> _What to do_: Every line that holds "Неявное" should be shown.
----------------
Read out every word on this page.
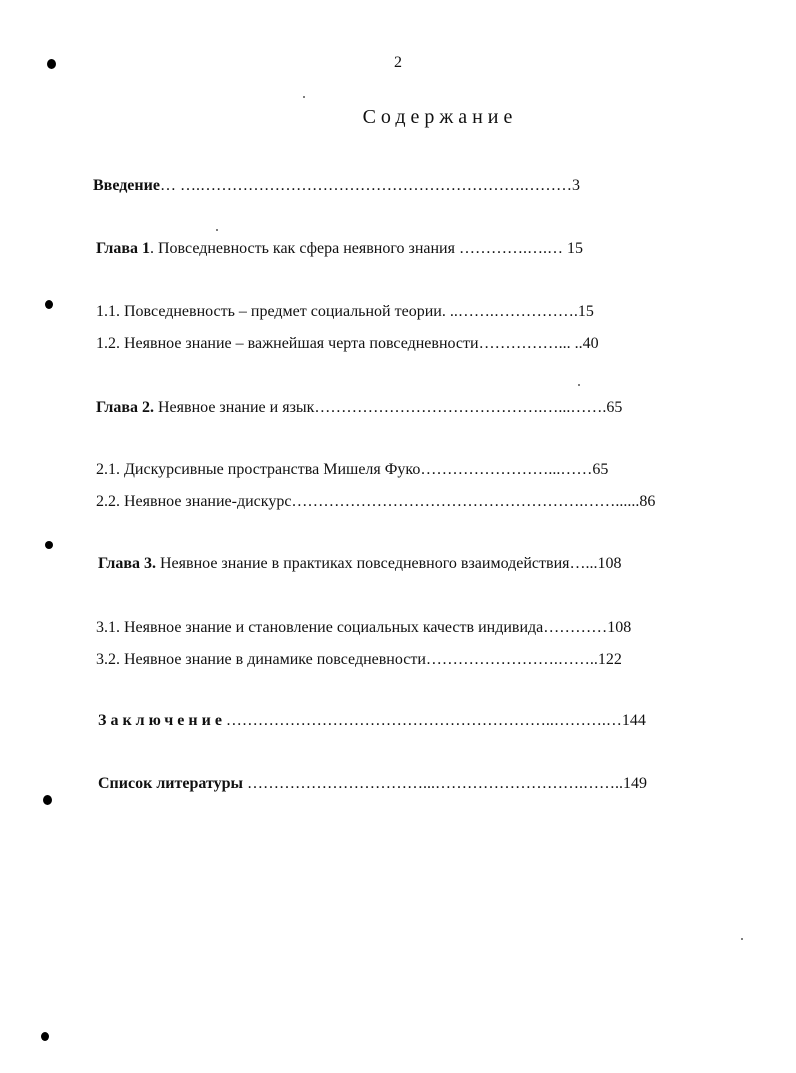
2
Содержание
Введение… ….…………………………………………………….………3
Глава 1. Повседневность как сфера неявного знания ………….….… 15
1.1. Повседневность – предмет социальной теории. ..…….…………….15
1.2. Неявное знание – важнейшая черта повседневности……………... ..40
Глава 2. Неявное знание и язык…………………………………….…...…….65
2.1. Дискурсивные пространства Мишеля Фуко……………………...……65
2.2. Неявное знание-дискурс……………………………………………….……......86
Глава 3. Неявное знание в практиках повседневного взаимодействия…...108
3.1. Неявное знание и становление социальных качеств индивида…………108
3.2. Неявное знание в динамике повседневности…………………….……..122
Заключение……………………………………………………..……….…144
Список литературы ……………………………...……………………….……..149
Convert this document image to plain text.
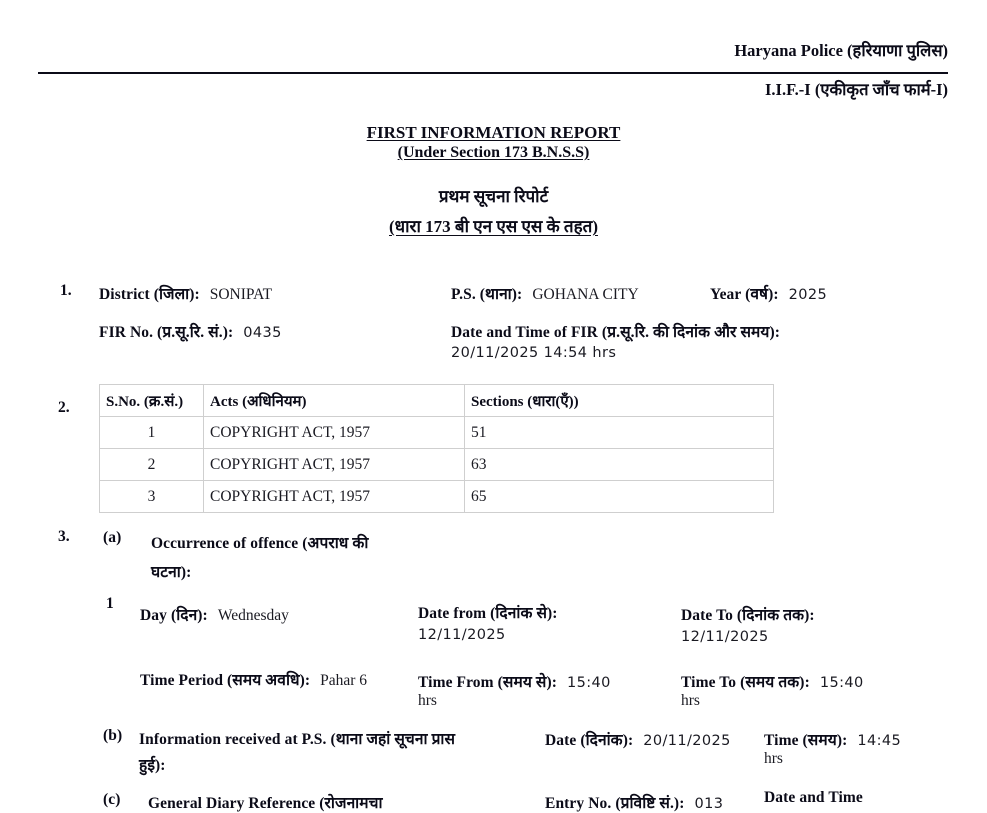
Haryana Police (हरियाणा पुलिस)
I.I.F.-I (एकीकृत जाँच फार्म-I)
FIRST INFORMATION REPORT
(Under Section 173 B.N.S.S)
प्रथम सूचना रिपोर्ट
(धारा 173 बी एन एस एस के तहत)
1. District (जिला): SONIPAT	P.S. (थाना): GOHANA CITY	Year (वर्ष): 2025
FIR No. (प्र.सू.रि. सं.): 0435	Date and Time of FIR (प्र.सू.रि. की दिनांक और समय):
20/11/2025 14:54 hrs
2. S.No. (क्र.सं.)	Acts (अधिनियम)	Sections (धारा(एँ))
1	COPYRIGHT ACT, 1957	51
2	COPYRIGHT ACT, 1957	63
3	COPYRIGHT ACT, 1957	65
3. (a) Occurrence of offence (अपराध की
घटना):
1
Day (दिन): Wednesday	Date from (दिनांक से):
12/11/2025
Date To (दिनांक तक):
12/11/2025
Time Period (समय अवधि): Pahar 6	Time From (समय से): 15:40
hrs
Time To (समय तक): 15:40
hrs
(b) Information received at P.S. (थाना जहां सूचना प्रास
हुई):
Date (दिनांक): 20/11/2025 Time (समय): 14:45
hrs
(c) General Diary Reference (रोजनामचा	Entry No. (प्रविष्टि सं.): 013	Date and Time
----------------
> _Answer to this task_:
1.2. Неявное знание – важнейшая черта повседневности……………... ..40
Глава 2. Неявное знание и язык…………………………………….…...…….65
2.2. Неявное знание-дискурс……………………………………………….……......86
Глава 3. Неявное знание в практиках повседневного взаимодействия…...108
3.1. Неявное знание и становление социальных качеств индивида…………108
3.2. Неявное знание в динамике повседневности…………………….……..122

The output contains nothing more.